▶ MATERIAL TO PROCESS
------------------------------------------------
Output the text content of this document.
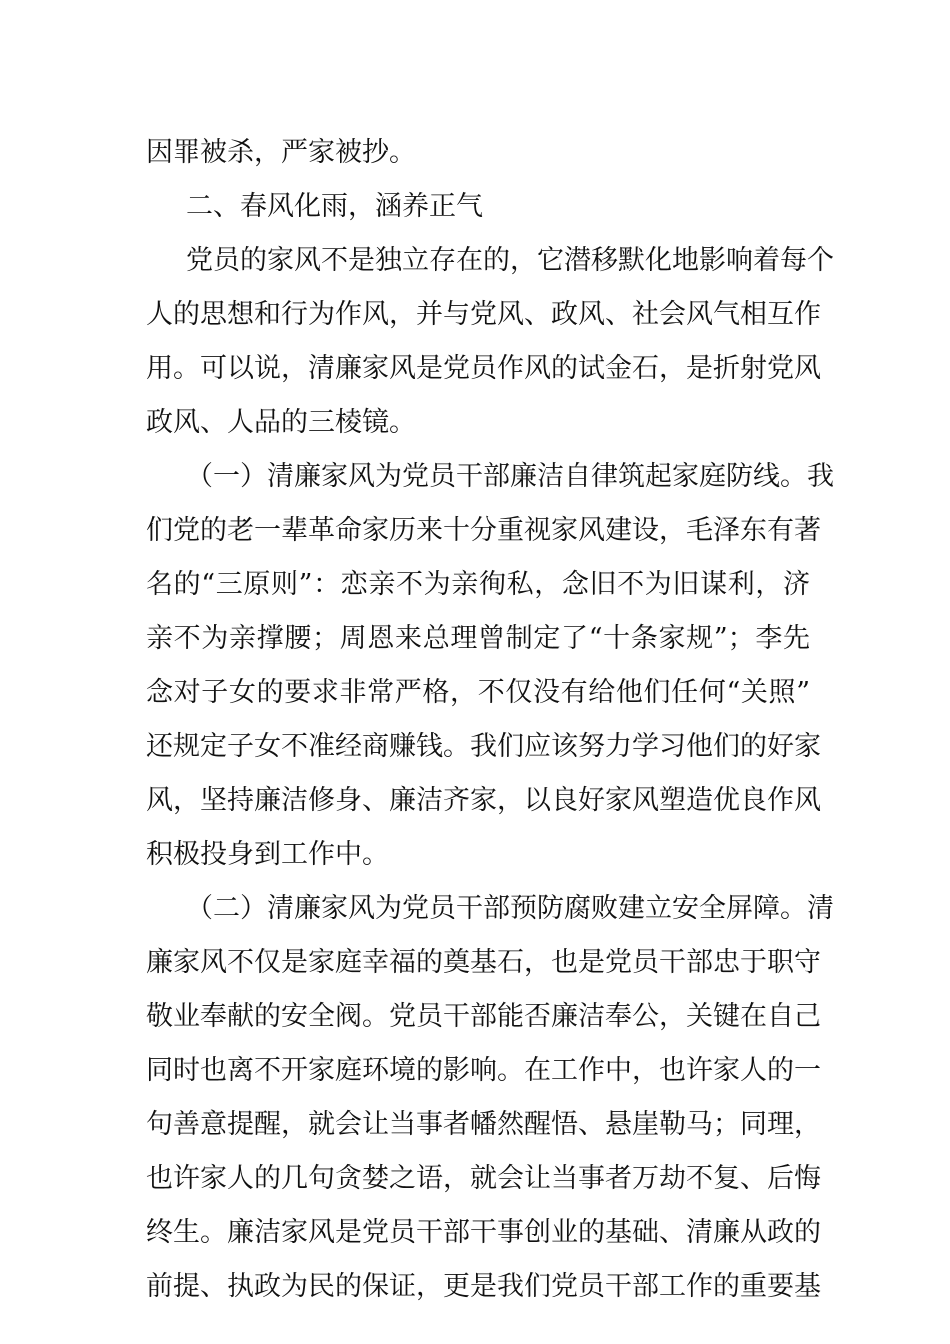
因罪被杀，严家被抄。
二、春风化雨，涵养正气
党员的家风不是独立存在的，它潜移默化地影响着每个
人的思想和行为作风，并与党风、政风、社会风气相互作
用。可以说，清廉家风是党员作风的试金石，是折射党风
政风、人品的三棱镜。
（一）清廉家风为党员干部廉洁自律筑起家庭防线。我
们党的老一辈革命家历来十分重视家风建设，毛泽东有著
名的“三原则”：恋亲不为亲徇私，念旧不为旧谋利，济
亲不为亲撑腰；周恩来总理曾制定了“十条家规”；李先
念对子女的要求非常严格，不仅没有给他们任何“关照”
还规定子女不准经商赚钱。我们应该努力学习他们的好家
风，坚持廉洁修身、廉洁齐家，以良好家风塑造优良作风
积极投身到工作中。
（二）清廉家风为党员干部预防腐败建立安全屏障。清
廉家风不仅是家庭幸福的奠基石，也是党员干部忠于职守
敬业奉献的安全阀。党员干部能否廉洁奉公，关键在自己
同时也离不开家庭环境的影响。在工作中，也许家人的一
句善意提醒，就会让当事者幡然醒悟、悬崖勒马；同理，
也许家人的几句贪婪之语，就会让当事者万劫不复、后悔
终生。廉洁家风是党员干部干事创业的基础、清廉从政的
前提、执政为民的保证，更是我们党员干部工作的重要基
------------------------------------------------
▶ TASK OBJECTIVE
Output each line exactly; omit every picture.

▶ TASK ANSWER
Output the text content of this document.
因罪被杀，严家被抄。
二、春风化雨，涵养正气
党员的家风不是独立存在的，它潜移默化地影响着每个
人的思想和行为作风，并与党风、政风、社会风气相互作
用。可以说，清廉家风是党员作风的试金石，是折射党风
政风、人品的三棱镜。
（一）清廉家风为党员干部廉洁自律筑起家庭防线。我
们党的老一辈革命家历来十分重视家风建设，毛泽东有著
名的“三原则”：恋亲不为亲徇私，念旧不为旧谋利，济
亲不为亲撑腰；周恩来总理曾制定了“十条家规”；李先
念对子女的要求非常严格，不仅没有给他们任何“关照”
还规定子女不准经商赚钱。我们应该努力学习他们的好家
风，坚持廉洁修身、廉洁齐家，以良好家风塑造优良作风
积极投身到工作中。
（二）清廉家风为党员干部预防腐败建立安全屏障。清
廉家风不仅是家庭幸福的奠基石，也是党员干部忠于职守
敬业奉献的安全阀。党员干部能否廉洁奉公，关键在自己
同时也离不开家庭环境的影响。在工作中，也许家人的一
句善意提醒，就会让当事者幡然醒悟、悬崖勒马；同理，
也许家人的几句贪婪之语，就会让当事者万劫不复、后悔
终生。廉洁家风是党员干部干事创业的基础、清廉从政的
前提、执政为民的保证，更是我们党员干部工作的重要基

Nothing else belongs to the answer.